*Material provided*:
⁂

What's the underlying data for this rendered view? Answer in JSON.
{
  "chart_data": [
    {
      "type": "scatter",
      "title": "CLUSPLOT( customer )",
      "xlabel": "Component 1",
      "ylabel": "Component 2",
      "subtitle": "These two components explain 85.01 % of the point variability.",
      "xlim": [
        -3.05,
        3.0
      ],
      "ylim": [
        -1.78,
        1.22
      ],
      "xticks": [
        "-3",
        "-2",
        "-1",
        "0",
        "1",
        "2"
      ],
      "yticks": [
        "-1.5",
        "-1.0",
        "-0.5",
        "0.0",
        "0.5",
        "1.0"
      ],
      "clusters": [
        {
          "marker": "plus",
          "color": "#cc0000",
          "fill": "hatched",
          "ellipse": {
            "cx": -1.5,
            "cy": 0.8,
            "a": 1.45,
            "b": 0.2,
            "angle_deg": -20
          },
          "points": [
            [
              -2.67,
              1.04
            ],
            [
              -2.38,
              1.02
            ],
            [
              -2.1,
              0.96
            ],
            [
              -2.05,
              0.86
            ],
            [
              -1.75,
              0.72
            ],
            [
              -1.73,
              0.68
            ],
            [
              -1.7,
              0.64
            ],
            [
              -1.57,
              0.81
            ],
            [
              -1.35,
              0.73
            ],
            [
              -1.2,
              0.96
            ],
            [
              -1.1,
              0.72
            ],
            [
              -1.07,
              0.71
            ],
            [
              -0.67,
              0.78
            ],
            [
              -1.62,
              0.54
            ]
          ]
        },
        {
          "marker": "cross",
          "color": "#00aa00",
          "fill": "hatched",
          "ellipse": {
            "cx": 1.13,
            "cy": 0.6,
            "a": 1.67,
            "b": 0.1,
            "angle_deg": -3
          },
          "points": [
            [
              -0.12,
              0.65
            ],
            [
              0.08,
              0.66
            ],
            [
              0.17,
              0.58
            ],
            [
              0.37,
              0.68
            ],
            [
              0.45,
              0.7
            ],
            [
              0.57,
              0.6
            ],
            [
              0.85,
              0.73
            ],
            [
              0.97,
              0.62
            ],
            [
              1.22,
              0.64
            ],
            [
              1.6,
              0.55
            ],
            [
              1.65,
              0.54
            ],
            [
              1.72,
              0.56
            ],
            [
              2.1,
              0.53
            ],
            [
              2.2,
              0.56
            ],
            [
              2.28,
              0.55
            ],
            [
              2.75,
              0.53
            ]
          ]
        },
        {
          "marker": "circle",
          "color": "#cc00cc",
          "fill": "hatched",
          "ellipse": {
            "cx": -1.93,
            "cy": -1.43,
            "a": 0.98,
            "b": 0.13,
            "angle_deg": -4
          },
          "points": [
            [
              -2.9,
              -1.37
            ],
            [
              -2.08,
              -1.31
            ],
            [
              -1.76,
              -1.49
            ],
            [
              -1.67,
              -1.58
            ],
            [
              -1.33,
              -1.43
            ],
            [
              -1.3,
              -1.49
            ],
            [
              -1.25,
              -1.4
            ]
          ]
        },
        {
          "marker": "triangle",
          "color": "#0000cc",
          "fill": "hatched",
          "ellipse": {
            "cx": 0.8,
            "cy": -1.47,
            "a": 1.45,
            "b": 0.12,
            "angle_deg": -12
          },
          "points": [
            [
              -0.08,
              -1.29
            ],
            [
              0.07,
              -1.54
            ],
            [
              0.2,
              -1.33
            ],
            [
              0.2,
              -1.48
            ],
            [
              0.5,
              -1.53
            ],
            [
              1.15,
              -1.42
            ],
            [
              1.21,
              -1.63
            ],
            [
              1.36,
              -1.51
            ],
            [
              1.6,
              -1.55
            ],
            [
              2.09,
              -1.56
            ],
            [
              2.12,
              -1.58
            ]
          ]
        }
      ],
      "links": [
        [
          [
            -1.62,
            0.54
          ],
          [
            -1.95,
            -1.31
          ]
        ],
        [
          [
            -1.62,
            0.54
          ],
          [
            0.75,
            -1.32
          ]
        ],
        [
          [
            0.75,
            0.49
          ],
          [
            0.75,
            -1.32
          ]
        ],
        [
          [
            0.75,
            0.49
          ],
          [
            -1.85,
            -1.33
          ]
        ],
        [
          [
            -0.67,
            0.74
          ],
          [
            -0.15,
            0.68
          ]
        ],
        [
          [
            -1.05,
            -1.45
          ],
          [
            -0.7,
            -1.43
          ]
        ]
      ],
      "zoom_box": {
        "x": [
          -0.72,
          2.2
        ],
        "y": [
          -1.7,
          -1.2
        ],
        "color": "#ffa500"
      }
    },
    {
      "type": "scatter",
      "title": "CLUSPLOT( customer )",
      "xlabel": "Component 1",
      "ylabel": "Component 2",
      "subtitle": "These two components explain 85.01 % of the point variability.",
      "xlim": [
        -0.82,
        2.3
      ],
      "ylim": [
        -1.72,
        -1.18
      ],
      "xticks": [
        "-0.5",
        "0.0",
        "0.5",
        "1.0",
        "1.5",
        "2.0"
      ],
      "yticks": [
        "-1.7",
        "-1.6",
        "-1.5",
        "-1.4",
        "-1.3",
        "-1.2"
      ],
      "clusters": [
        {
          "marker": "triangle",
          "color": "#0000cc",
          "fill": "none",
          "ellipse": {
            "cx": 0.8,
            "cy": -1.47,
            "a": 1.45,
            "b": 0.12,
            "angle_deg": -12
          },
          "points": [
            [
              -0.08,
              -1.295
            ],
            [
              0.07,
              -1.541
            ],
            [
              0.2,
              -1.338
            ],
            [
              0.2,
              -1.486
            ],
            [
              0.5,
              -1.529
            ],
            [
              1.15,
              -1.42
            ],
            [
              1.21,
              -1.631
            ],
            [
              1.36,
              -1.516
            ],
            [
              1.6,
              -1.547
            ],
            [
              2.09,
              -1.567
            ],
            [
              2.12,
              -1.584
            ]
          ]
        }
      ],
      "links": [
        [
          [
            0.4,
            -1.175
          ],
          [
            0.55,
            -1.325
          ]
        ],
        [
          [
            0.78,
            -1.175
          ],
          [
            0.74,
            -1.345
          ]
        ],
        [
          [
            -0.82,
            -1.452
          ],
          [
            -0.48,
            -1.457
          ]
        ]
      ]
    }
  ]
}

⁂

*Stated goal*:
Output all of the data above without any alteration.

*Reply to the task*:
What's the underlying data for this rendered view? Answer in JSON.
{
  "chart_data": [
    {
      "type": "scatter",
      "title": "CLUSPLOT( customer )",
      "xlabel": "Component 1",
      "ylabel": "Component 2",
      "subtitle": "These two components explain 85.01 % of the point variability.",
      "xlim": [
        -3.05,
        3.0
      ],
      "ylim": [
        -1.78,
        1.22
      ],
      "xticks": [
        "-3",
        "-2",
        "-1",
        "0",
        "1",
        "2"
      ],
      "yticks": [
        "-1.5",
        "-1.0",
        "-0.5",
        "0.0",
        "0.5",
        "1.0"
      ],
      "clusters": [
        {
          "marker": "plus",
          "color": "#cc0000",
          "fill": "hatched",
          "ellipse": {
            "cx": -1.5,
            "cy": 0.8,
            "a": 1.45,
            "b": 0.2,
            "angle_deg": -20
          },
          "points": [
            [
              -2.67,
              1.04
            ],
            [
              -2.38,
              1.02
            ],
            [
              -2.1,
              0.96
            ],
            [
              -2.05,
              0.86
            ],
            [
              -1.75,
              0.72
            ],
            [
              -1.73,
              0.68
            ],
            [
              -1.7,
              0.64
            ],
            [
              -1.57,
              0.81
            ],
            [
              -1.35,
              0.73
            ],
            [
              -1.2,
              0.96
            ],
            [
              -1.1,
              0.72
            ],
            [
              -1.07,
              0.71
            ],
            [
              -0.67,
              0.78
            ],
            [
              -1.62,
              0.54
            ]
          ]
        },
        {
          "marker": "cross",
          "color": "#00aa00",
          "fill": "hatched",
          "ellipse": {
            "cx": 1.13,
            "cy": 0.6,
            "a": 1.67,
            "b": 0.1,
            "angle_deg": -3
          },
          "points": [
            [
              -0.12,
              0.65
            ],
            [
              0.08,
              0.66
            ],
            [
              0.17,
              0.58
            ],
            [
              0.37,
              0.68
            ],
            [
              0.45,
              0.7
            ],
            [
              0.57,
              0.6
            ],
            [
              0.85,
              0.73
            ],
            [
              0.97,
              0.62
            ],
            [
              1.22,
              0.64
            ],
            [
              1.6,
              0.55
            ],
            [
              1.65,
              0.54
            ],
            [
              1.72,
              0.56
            ],
            [
              2.1,
              0.53
            ],
            [
              2.2,
              0.56
            ],
            [
              2.28,
              0.55
            ],
            [
              2.75,
              0.53
            ]
          ]
        },
        {
          "marker": "circle",
          "color": "#cc00cc",
          "fill": "hatched",
          "ellipse": {
            "cx": -1.93,
            "cy": -1.43,
            "a": 0.98,
            "b": 0.13,
            "angle_deg": -4
          },
          "points": [
            [
              -2.9,
              -1.37
            ],
            [
              -2.08,
              -1.31
            ],
            [
              -1.76,
              -1.49
            ],
            [
              -1.67,
              -1.58
            ],
            [
              -1.33,
              -1.43
            ],
            [
              -1.3,
              -1.49
            ],
            [
              -1.25,
              -1.4
            ]
          ]
        },
        {
          "marker": "triangle",
          "color": "#0000cc",
          "fill": "hatched",
          "ellipse": {
            "cx": 0.8,
            "cy": -1.47,
            "a": 1.45,
            "b": 0.12,
            "angle_deg": -12
          },
          "points": [
            [
              -0.08,
              -1.29
            ],
            [
              0.07,
              -1.54
            ],
            [
              0.2,
              -1.33
            ],
            [
              0.2,
              -1.48
            ],
            [
              0.5,
              -1.53
            ],
            [
              1.15,
              -1.42
            ],
            [
              1.21,
              -1.63
            ],
            [
              1.36,
              -1.51
            ],
            [
              1.6,
              -1.55
            ],
            [
              2.09,
              -1.56
            ],
            [
              2.12,
              -1.58
            ]
          ]
        }
      ],
      "links": [
        [
          [
            -1.62,
            0.54
          ],
          [
            -1.95,
            -1.31
          ]
        ],
        [
          [
            -1.62,
            0.54
          ],
          [
            0.75,
            -1.32
          ]
        ],
        [
          [
            0.75,
            0.49
          ],
          [
            0.75,
            -1.32
          ]
        ],
        [
          [
            0.75,
            0.49
          ],
          [
            -1.85,
            -1.33
          ]
        ],
        [
          [
            -0.67,
            0.74
          ],
          [
            -0.15,
            0.68
          ]
        ],
        [
          [
            -1.05,
            -1.45
          ],
          [
            -0.7,
            -1.43
          ]
        ]
      ],
      "zoom_box": {
        "x": [
          -0.72,
          2.2
        ],
        "y": [
          -1.7,
          -1.2
        ],
        "color": "#ffa500"
      }
    },
    {
      "type": "scatter",
      "title": "CLUSPLOT( customer )",
      "xlabel": "Component 1",
      "ylabel": "Component 2",
      "subtitle": "These two components explain 85.01 % of the point variability.",
      "xlim": [
        -0.82,
        2.3
      ],
      "ylim": [
        -1.72,
        -1.18
      ],
      "xticks": [
        "-0.5",
        "0.0",
        "0.5",
        "1.0",
        "1.5",
        "2.0"
      ],
      "yticks": [
        "-1.7",
        "-1.6",
        "-1.5",
        "-1.4",
        "-1.3",
        "-1.2"
      ],
      "clusters": [
        {
          "marker": "triangle",
          "color": "#0000cc",
          "fill": "none",
          "ellipse": {
            "cx": 0.8,
            "cy": -1.47,
            "a": 1.45,
            "b": 0.12,
            "angle_deg": -12
          },
          "points": [
            [
              -0.08,
              -1.295
            ],
            [
              0.07,
              -1.541
            ],
            [
              0.2,
              -1.338
            ],
            [
              0.2,
              -1.486
            ],
            [
              0.5,
              -1.529
            ],
            [
              1.15,
              -1.42
            ],
            [
              1.21,
              -1.631
            ],
            [
              1.36,
              -1.516
            ],
            [
              1.6,
              -1.547
            ],
            [
              2.09,
              -1.567
            ],
            [
              2.12,
              -1.584
            ]
          ]
        }
      ],
      "links": [
        [
          [
            0.4,
            -1.175
          ],
          [
            0.55,
            -1.325
          ]
        ],
        [
          [
            0.78,
            -1.175
          ],
          [
            0.74,
            -1.345
          ]
        ],
        [
          [
            -0.82,
            -1.452
          ],
          [
            -0.48,
            -1.457
          ]
        ]
      ]
    }
  ]
}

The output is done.